Given exercise. Retype all of the data. Every line must match exactly.

Data.
Start

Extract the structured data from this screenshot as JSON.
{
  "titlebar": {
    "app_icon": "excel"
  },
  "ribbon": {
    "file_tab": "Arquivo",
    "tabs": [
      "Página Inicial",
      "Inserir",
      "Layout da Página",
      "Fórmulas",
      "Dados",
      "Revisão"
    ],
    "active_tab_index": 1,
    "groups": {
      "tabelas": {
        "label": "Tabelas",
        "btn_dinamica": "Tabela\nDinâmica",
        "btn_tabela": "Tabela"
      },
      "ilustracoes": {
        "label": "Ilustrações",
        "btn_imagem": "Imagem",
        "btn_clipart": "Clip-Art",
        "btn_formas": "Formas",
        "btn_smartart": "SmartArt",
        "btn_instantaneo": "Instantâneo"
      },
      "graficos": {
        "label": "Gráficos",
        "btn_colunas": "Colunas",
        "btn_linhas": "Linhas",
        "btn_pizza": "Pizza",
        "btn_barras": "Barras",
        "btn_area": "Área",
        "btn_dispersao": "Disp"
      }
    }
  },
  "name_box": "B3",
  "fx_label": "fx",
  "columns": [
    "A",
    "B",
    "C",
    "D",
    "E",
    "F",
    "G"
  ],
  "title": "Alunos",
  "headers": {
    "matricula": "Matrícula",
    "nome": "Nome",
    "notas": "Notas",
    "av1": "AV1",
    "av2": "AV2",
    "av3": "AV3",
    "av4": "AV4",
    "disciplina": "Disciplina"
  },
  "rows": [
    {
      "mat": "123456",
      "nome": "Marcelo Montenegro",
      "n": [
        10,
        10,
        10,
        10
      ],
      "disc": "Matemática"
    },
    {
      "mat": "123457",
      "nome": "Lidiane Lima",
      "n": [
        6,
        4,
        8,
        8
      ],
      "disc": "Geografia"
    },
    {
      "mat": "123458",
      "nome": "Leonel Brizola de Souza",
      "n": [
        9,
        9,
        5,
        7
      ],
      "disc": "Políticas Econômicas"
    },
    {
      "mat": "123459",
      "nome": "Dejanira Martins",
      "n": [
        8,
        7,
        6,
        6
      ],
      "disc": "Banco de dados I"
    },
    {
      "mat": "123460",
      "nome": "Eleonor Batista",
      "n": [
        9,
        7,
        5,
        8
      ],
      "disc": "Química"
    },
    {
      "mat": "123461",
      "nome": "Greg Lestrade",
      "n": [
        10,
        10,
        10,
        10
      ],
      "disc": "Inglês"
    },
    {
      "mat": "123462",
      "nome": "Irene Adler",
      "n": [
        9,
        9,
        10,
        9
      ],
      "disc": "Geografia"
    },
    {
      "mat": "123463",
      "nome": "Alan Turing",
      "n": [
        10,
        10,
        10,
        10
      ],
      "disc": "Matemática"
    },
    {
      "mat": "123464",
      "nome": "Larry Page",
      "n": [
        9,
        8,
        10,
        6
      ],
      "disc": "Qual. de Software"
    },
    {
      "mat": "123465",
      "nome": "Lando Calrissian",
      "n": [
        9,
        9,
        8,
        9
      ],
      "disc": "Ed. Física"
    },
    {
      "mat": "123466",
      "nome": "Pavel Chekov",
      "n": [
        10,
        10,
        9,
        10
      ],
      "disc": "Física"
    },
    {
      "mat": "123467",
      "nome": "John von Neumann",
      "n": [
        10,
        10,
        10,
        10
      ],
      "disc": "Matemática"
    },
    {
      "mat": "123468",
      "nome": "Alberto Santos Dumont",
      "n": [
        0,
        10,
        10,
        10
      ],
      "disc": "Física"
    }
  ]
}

End

Response.
Extract the structured data from this screenshot as JSON.
{
  "titlebar": {
    "app_icon": "excel"
  },
  "ribbon": {
    "file_tab": "Arquivo",
    "tabs": [
      "Página Inicial",
      "Inserir",
      "Layout da Página",
      "Fórmulas",
      "Dados",
      "Revisão"
    ],
    "active_tab_index": 1,
    "groups": {
      "tabelas": {
        "label": "Tabelas",
        "btn_dinamica": "Tabela\nDinâmica",
        "btn_tabela": "Tabela"
      },
      "ilustracoes": {
        "label": "Ilustrações",
        "btn_imagem": "Imagem",
        "btn_clipart": "Clip-Art",
        "btn_formas": "Formas",
        "btn_smartart": "SmartArt",
        "btn_instantaneo": "Instantâneo"
      },
      "graficos": {
        "label": "Gráficos",
        "btn_colunas": "Colunas",
        "btn_linhas": "Linhas",
        "btn_pizza": "Pizza",
        "btn_barras": "Barras",
        "btn_area": "Área",
        "btn_dispersao": "Disp"
      }
    }
  },
  "name_box": "B3",
  "fx_label": "fx",
  "columns": [
    "A",
    "B",
    "C",
    "D",
    "E",
    "F",
    "G"
  ],
  "title": "Alunos",
  "headers": {
    "matricula": "Matrícula",
    "nome": "Nome",
    "notas": "Notas",
    "av1": "AV1",
    "av2": "AV2",
    "av3": "AV3",
    "av4": "AV4",
    "disciplina": "Disciplina"
  },
  "rows": [
    {
      "mat": "123456",
      "nome": "Marcelo Montenegro",
      "n": [
        10,
        10,
        10,
        10
      ],
      "disc": "Matemática"
    },
    {
      "mat": "123457",
      "nome": "Lidiane Lima",
      "n": [
        6,
        4,
        8,
        8
      ],
      "disc": "Geografia"
    },
    {
      "mat": "123458",
      "nome": "Leonel Brizola de Souza",
      "n": [
        9,
        9,
        5,
        7
      ],
      "disc": "Políticas Econômicas"
    },
    {
      "mat": "123459",
      "nome": "Dejanira Martins",
      "n": [
        8,
        7,
        6,
        6
      ],
      "disc": "Banco de dados I"
    },
    {
      "mat": "123460",
      "nome": "Eleonor Batista",
      "n": [
        9,
        7,
        5,
        8
      ],
      "disc": "Química"
    },
    {
      "mat": "123461",
      "nome": "Greg Lestrade",
      "n": [
        10,
        10,
        10,
        10
      ],
      "disc": "Inglês"
    },
    {
      "mat": "123462",
      "nome": "Irene Adler",
      "n": [
        9,
        9,
        10,
        9
      ],
      "disc": "Geografia"
    },
    {
      "mat": "123463",
      "nome": "Alan Turing",
      "n": [
        10,
        10,
        10,
        10
      ],
      "disc": "Matemática"
    },
    {
      "mat": "123464",
      "nome": "Larry Page",
      "n": [
        9,
        8,
        10,
        6
      ],
      "disc": "Qual. de Software"
    },
    {
      "mat": "123465",
      "nome": "Lando Calrissian",
      "n": [
        9,
        9,
        8,
        9
      ],
      "disc": "Ed. Física"
    },
    {
      "mat": "123466",
      "nome": "Pavel Chekov",
      "n": [
        10,
        10,
        9,
        10
      ],
      "disc": "Física"
    },
    {
      "mat": "123467",
      "nome": "John von Neumann",
      "n": [
        10,
        10,
        10,
        10
      ],
      "disc": "Matemática"
    },
    {
      "mat": "123468",
      "nome": "Alberto Santos Dumont",
      "n": [
        0,
        10,
        10,
        10
      ],
      "disc": "Física"
    }
  ]
}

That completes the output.